Dataset rows:

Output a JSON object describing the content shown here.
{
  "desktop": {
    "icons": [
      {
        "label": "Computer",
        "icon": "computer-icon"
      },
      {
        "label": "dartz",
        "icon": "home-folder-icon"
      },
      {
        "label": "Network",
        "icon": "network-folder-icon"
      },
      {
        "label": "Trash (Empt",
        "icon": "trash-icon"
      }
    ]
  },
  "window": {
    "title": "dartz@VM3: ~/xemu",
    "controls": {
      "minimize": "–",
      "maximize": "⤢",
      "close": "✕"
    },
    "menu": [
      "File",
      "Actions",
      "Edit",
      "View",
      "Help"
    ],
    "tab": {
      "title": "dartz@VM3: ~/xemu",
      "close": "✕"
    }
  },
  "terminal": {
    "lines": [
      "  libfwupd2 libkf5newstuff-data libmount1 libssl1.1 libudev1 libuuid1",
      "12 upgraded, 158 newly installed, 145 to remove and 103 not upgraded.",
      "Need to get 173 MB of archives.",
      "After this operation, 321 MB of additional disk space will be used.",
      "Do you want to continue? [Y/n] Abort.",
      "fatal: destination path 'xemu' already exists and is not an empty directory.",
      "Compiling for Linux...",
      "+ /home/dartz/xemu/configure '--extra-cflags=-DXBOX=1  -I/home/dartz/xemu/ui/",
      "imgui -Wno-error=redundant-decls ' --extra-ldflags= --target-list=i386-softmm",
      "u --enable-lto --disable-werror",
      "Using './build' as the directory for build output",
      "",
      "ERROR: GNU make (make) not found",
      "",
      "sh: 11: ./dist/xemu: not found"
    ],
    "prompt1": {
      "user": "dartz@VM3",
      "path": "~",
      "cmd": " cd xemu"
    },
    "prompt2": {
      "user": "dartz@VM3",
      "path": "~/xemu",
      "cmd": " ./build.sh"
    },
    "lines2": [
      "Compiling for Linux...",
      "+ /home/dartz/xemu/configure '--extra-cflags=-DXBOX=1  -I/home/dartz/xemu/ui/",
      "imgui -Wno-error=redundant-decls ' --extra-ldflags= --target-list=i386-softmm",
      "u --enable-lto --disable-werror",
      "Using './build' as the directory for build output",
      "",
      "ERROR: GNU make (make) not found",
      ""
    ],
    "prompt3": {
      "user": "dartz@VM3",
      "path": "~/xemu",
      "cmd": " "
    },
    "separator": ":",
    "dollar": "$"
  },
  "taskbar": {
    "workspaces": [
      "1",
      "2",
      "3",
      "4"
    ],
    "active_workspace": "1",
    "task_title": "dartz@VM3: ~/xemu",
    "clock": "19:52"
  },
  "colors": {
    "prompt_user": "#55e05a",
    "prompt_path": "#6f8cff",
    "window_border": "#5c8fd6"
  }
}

* _Directions for this task_: Copy the data above exactly. Every line must be included.

* _Right answer_:
Output a JSON object describing the content shown here.
{
  "desktop": {
    "icons": [
      {
        "label": "Computer",
        "icon": "computer-icon"
      },
      {
        "label": "dartz",
        "icon": "home-folder-icon"
      },
      {
        "label": "Network",
        "icon": "network-folder-icon"
      },
      {
        "label": "Trash (Empt",
        "icon": "trash-icon"
      }
    ]
  },
  "window": {
    "title": "dartz@VM3: ~/xemu",
    "controls": {
      "minimize": "–",
      "maximize": "⤢",
      "close": "✕"
    },
    "menu": [
      "File",
      "Actions",
      "Edit",
      "View",
      "Help"
    ],
    "tab": {
      "title": "dartz@VM3: ~/xemu",
      "close": "✕"
    }
  },
  "terminal": {
    "lines": [
      "  libfwupd2 libkf5newstuff-data libmount1 libssl1.1 libudev1 libuuid1",
      "12 upgraded, 158 newly installed, 145 to remove and 103 not upgraded.",
      "Need to get 173 MB of archives.",
      "After this operation, 321 MB of additional disk space will be used.",
      "Do you want to continue? [Y/n] Abort.",
      "fatal: destination path 'xemu' already exists and is not an empty directory.",
      "Compiling for Linux...",
      "+ /home/dartz/xemu/configure '--extra-cflags=-DXBOX=1  -I/home/dartz/xemu/ui/",
      "imgui -Wno-error=redundant-decls ' --extra-ldflags= --target-list=i386-softmm",
      "u --enable-lto --disable-werror",
      "Using './build' as the directory for build output",
      "",
      "ERROR: GNU make (make) not found",
      "",
      "sh: 11: ./dist/xemu: not found"
    ],
    "prompt1": {
      "user": "dartz@VM3",
      "path": "~",
      "cmd": " cd xemu"
    },
    "prompt2": {
      "user": "dartz@VM3",
      "path": "~/xemu",
      "cmd": " ./build.sh"
    },
    "lines2": [
      "Compiling for Linux...",
      "+ /home/dartz/xemu/configure '--extra-cflags=-DXBOX=1  -I/home/dartz/xemu/ui/",
      "imgui -Wno-error=redundant-decls ' --extra-ldflags= --target-list=i386-softmm",
      "u --enable-lto --disable-werror",
      "Using './build' as the directory for build output",
      "",
      "ERROR: GNU make (make) not found",
      ""
    ],
    "prompt3": {
      "user": "dartz@VM3",
      "path": "~/xemu",
      "cmd": " "
    },
    "separator": ":",
    "dollar": "$"
  },
  "taskbar": {
    "workspaces": [
      "1",
      "2",
      "3",
      "4"
    ],
    "active_workspace": "1",
    "task_title": "dartz@VM3: ~/xemu",
    "clock": "19:52"
  },
  "colors": {
    "prompt_user": "#55e05a",
    "prompt_path": "#6f8cff",
    "window_border": "#5c8fd6"
  }
}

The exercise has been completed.